Voyez comme ont évolué le rôle et la situation des hommes et des femmes depuis un siècle ou un demi-siècle. À cette époque, le destin des bébés était tout tracé dès leur naissance. À l'heure actuelle, on ignore quel sera leur destin. Leur rôle, leur situation et les possibilités qui s'offriront à eux se ressembleront davantage mais les différences entre les hommes et les femmes resteront importantes.

Sigmund Freud a parlé du narcissisme des petites différences. Quand on se ressemble davantage, les différences qui nous distinguent prennent beaucoup d'importance. Nous essayons de nous différencier par notre façon de s'habiller et par notre comportement.

Je dis en plaisantant que l'on s'est fourré le doigt dans l'oeil dans la Constitution de 1992. Il n'existe pas deux sociétés distinctes, ni trois ou quatre, mais 30 millions. Il aurait fallu un long préambule pour nous inclure tous, mais on aurait alors reconnu le fait que c'est la tendance qui se dessine au Canada. Nous avons créé un pays constitué de 30 millions de sociétés distinctes.

De toute façon, je n'arrive pas à concevoir la possibilité de parler des différences entre le Canada et les États-Unis devant un comité du Sénat américain.

Le président: Je me permets de vous interrompre, monsieur Adams. Je voudrais signaler, et vous serez d'ailleurs peut-être d'accord avec moi, que le darwinisme des membres de la Génération X se maintiendra jusqu'à ce qu'ils subissent les contrecoups de certaines tendances économiques et sociales qui les inciteront à devenir beaucoup moins darwinistes et beaucoup plus dépendants de l'État.

Ils ont été privilégiés à plusieurs égards. Ils ont vécu à une époque où l'enseignement postsecondaire était encore à la portée de la plupart des jeunes issus de familles appartenant à la classe moyenne. Nous arrivons à un stade, si nous n'y sommes pas déjà, où l'instruction postsecondaire n'est plus un rêve accessible pour la plupart d'entre eux. On arrive à un stade où, comme je l'ai signalé dans mon exposé, le nombre de personnes qui ont un emploi augmente, et je ne parle pas des jeunes qui nettoient les vitres d'auto au coin des rues; je parle des personnes qui ont déjà un emploi mais qui veulent un emploi à plein temps, auquel se rattachent certains avantages sociaux, une certaine sécurité et un salaire décent. Par contre, les seuls emplois qu'elles arrivent à trouver sont malheureusement des emplois temporaires ou à temps partiel.

Le darwinisme social des membres de la Génération X subsistera-t-il encore longtemps?

Votre objectif:
Recopiez à l'identique le passage du texte du document qui commence par « Sigmund Freud a » et se termine par « par notre comportement. ».

Items:
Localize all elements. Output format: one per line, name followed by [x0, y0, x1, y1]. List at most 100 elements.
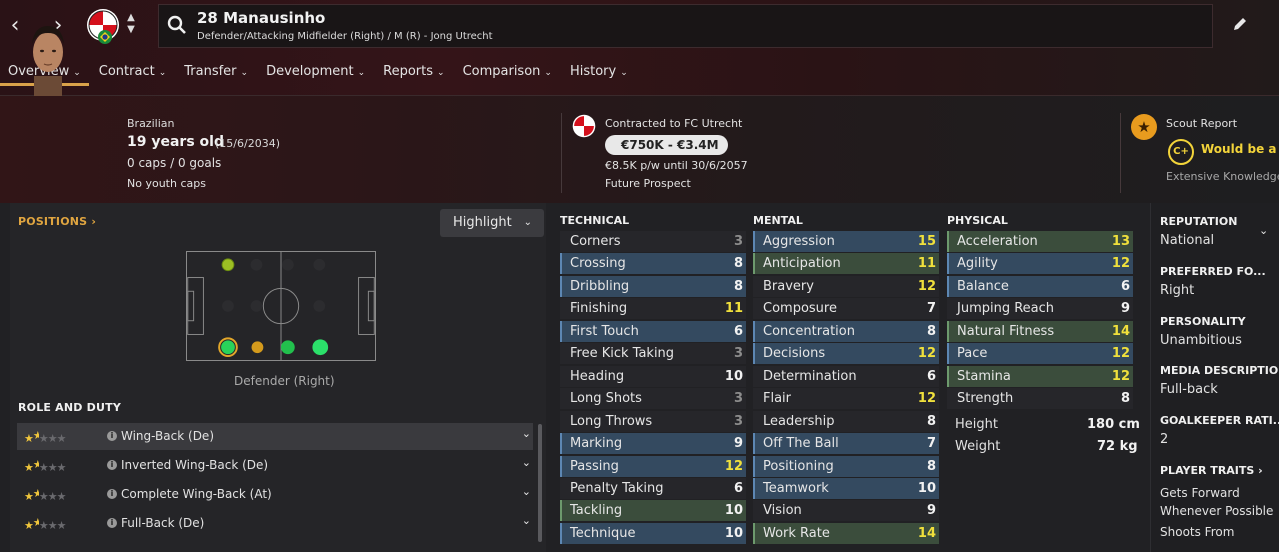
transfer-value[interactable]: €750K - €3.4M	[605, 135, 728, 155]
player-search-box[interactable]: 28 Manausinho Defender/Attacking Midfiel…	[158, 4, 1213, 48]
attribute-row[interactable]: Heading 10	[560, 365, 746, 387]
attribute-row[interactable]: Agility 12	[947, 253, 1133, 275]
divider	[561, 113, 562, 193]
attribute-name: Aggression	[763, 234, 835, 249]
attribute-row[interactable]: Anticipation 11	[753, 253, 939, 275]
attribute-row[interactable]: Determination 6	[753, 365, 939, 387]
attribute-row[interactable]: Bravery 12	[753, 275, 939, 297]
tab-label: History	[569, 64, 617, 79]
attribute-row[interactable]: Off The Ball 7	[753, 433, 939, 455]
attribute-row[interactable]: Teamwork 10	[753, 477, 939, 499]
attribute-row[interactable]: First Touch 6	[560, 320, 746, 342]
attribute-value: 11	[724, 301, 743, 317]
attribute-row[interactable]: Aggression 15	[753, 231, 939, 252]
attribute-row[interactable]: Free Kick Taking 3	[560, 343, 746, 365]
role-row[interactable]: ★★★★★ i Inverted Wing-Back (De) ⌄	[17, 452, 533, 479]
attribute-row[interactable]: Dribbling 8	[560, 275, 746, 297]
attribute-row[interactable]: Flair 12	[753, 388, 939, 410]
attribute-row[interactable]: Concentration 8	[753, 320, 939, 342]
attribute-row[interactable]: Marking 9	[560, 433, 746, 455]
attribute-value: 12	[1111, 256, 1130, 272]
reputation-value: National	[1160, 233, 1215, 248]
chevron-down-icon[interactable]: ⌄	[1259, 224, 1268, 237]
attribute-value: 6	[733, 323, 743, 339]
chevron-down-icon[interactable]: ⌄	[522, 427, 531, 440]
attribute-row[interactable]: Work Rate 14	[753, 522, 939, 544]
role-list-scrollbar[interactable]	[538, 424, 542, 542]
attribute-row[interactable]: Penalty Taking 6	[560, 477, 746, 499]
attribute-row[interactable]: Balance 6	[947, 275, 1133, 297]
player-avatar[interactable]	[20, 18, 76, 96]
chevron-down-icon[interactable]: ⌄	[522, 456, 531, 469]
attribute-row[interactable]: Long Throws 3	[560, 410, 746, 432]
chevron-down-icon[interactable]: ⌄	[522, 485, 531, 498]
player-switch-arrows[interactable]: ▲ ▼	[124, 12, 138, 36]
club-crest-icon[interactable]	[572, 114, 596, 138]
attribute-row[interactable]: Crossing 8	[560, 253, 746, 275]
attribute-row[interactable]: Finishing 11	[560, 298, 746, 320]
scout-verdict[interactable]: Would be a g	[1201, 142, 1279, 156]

Solution de l'exercice:
Sigmund Freud a parlé du narcissisme des petites différences. Quand on se ressemble davantage, les différences qui nous distinguent prennent beaucoup d'importance. Nous essayons de nous différencier par notre façon de s'habiller et par notre comportement.